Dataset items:
:::::
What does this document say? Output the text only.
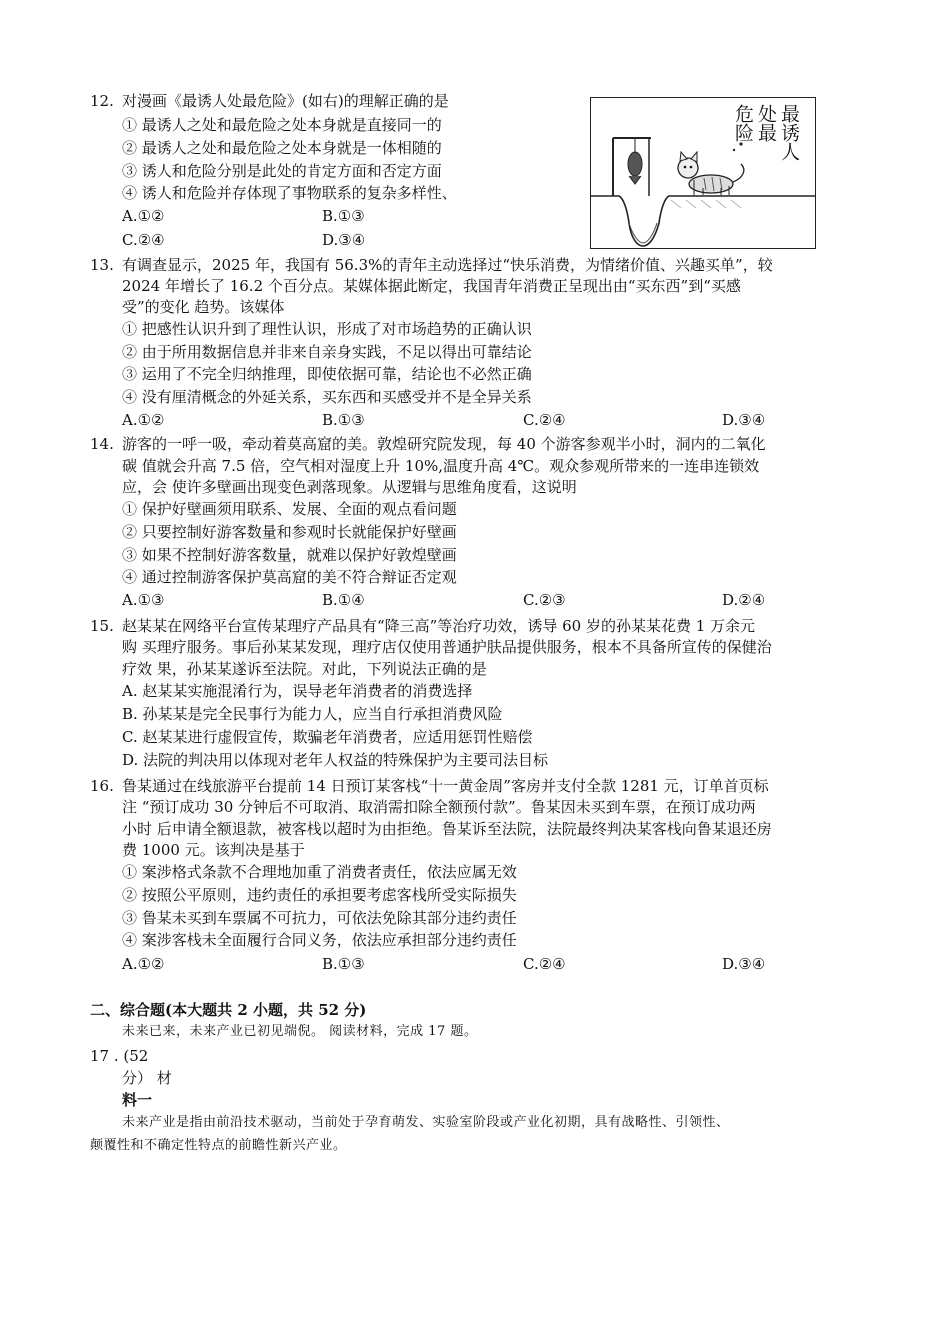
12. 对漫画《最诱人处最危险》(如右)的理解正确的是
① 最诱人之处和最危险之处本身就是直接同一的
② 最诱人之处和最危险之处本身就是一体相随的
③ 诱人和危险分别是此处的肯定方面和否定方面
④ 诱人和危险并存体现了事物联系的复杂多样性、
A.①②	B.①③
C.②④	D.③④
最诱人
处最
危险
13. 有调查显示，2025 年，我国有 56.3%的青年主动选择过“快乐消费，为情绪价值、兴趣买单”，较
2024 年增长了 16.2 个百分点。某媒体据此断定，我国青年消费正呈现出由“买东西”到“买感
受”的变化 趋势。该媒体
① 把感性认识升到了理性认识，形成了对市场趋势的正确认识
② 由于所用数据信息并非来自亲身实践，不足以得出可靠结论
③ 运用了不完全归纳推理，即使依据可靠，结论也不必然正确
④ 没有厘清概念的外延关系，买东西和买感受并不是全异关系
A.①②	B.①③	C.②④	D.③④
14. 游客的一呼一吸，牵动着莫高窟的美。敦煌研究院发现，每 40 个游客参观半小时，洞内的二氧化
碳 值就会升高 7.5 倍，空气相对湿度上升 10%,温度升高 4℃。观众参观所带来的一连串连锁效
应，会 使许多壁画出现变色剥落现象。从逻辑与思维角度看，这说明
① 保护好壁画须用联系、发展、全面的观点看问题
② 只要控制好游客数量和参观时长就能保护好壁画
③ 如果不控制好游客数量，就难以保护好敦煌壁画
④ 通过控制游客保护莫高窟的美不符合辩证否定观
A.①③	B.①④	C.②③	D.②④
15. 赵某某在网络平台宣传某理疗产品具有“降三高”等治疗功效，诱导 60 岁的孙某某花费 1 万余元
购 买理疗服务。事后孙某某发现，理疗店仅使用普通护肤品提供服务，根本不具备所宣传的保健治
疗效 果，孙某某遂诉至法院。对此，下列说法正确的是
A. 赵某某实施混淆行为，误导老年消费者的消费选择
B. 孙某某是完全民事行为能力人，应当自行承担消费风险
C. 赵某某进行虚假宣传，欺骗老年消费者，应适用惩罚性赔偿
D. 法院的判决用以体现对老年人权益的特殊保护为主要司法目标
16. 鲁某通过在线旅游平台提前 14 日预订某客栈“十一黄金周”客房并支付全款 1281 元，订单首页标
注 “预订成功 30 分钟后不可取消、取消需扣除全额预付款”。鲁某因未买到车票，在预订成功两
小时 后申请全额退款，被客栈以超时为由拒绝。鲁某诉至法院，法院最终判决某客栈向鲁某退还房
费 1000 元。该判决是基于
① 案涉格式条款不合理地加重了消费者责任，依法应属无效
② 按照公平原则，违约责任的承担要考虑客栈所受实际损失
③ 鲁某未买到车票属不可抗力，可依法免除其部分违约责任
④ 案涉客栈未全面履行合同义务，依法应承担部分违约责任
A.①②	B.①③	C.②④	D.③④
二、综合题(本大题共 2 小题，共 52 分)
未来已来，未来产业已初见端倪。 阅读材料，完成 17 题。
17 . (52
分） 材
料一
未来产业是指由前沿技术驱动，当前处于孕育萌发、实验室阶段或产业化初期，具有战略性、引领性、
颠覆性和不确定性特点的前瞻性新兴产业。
:::::
Without the pictures, output the full listing exactly as it stands.

What does this document say? Output the text only.
12. 对漫画《最诱人处最危险》(如右)的理解正确的是
① 最诱人之处和最危险之处本身就是直接同一的
② 最诱人之处和最危险之处本身就是一体相随的
③ 诱人和危险分别是此处的肯定方面和否定方面
④ 诱人和危险并存体现了事物联系的复杂多样性、
A.①②	B.①③
C.②④	D.③④
最诱人
处最
危险
13. 有调查显示，2025 年，我国有 56.3%的青年主动选择过“快乐消费，为情绪价值、兴趣买单”，较
2024 年增长了 16.2 个百分点。某媒体据此断定，我国青年消费正呈现出由“买东西”到“买感
受”的变化 趋势。该媒体
① 把感性认识升到了理性认识，形成了对市场趋势的正确认识
② 由于所用数据信息并非来自亲身实践，不足以得出可靠结论
③ 运用了不完全归纳推理，即使依据可靠，结论也不必然正确
④ 没有厘清概念的外延关系，买东西和买感受并不是全异关系
A.①②	B.①③	C.②④	D.③④
14. 游客的一呼一吸，牵动着莫高窟的美。敦煌研究院发现，每 40 个游客参观半小时，洞内的二氧化
碳 值就会升高 7.5 倍，空气相对湿度上升 10%,温度升高 4℃。观众参观所带来的一连串连锁效
应，会 使许多壁画出现变色剥落现象。从逻辑与思维角度看，这说明
① 保护好壁画须用联系、发展、全面的观点看问题
② 只要控制好游客数量和参观时长就能保护好壁画
③ 如果不控制好游客数量，就难以保护好敦煌壁画
④ 通过控制游客保护莫高窟的美不符合辩证否定观
A.①③	B.①④	C.②③	D.②④
15. 赵某某在网络平台宣传某理疗产品具有“降三高”等治疗功效，诱导 60 岁的孙某某花费 1 万余元
购 买理疗服务。事后孙某某发现，理疗店仅使用普通护肤品提供服务，根本不具备所宣传的保健治
疗效 果，孙某某遂诉至法院。对此，下列说法正确的是
A. 赵某某实施混淆行为，误导老年消费者的消费选择
B. 孙某某是完全民事行为能力人，应当自行承担消费风险
C. 赵某某进行虚假宣传，欺骗老年消费者，应适用惩罚性赔偿
D. 法院的判决用以体现对老年人权益的特殊保护为主要司法目标
16. 鲁某通过在线旅游平台提前 14 日预订某客栈“十一黄金周”客房并支付全款 1281 元，订单首页标
注 “预订成功 30 分钟后不可取消、取消需扣除全额预付款”。鲁某因未买到车票，在预订成功两
小时 后申请全额退款，被客栈以超时为由拒绝。鲁某诉至法院，法院最终判决某客栈向鲁某退还房
费 1000 元。该判决是基于
① 案涉格式条款不合理地加重了消费者责任，依法应属无效
② 按照公平原则，违约责任的承担要考虑客栈所受实际损失
③ 鲁某未买到车票属不可抗力，可依法免除其部分违约责任
④ 案涉客栈未全面履行合同义务，依法应承担部分违约责任
A.①②	B.①③	C.②④	D.③④
二、综合题(本大题共 2 小题，共 52 分)
未来已来，未来产业已初见端倪。 阅读材料，完成 17 题。
17 . (52
分） 材
料一
未来产业是指由前沿技术驱动，当前处于孕育萌发、实验室阶段或产业化初期，具有战略性、引领性、
颠覆性和不确定性特点的前瞻性新兴产业。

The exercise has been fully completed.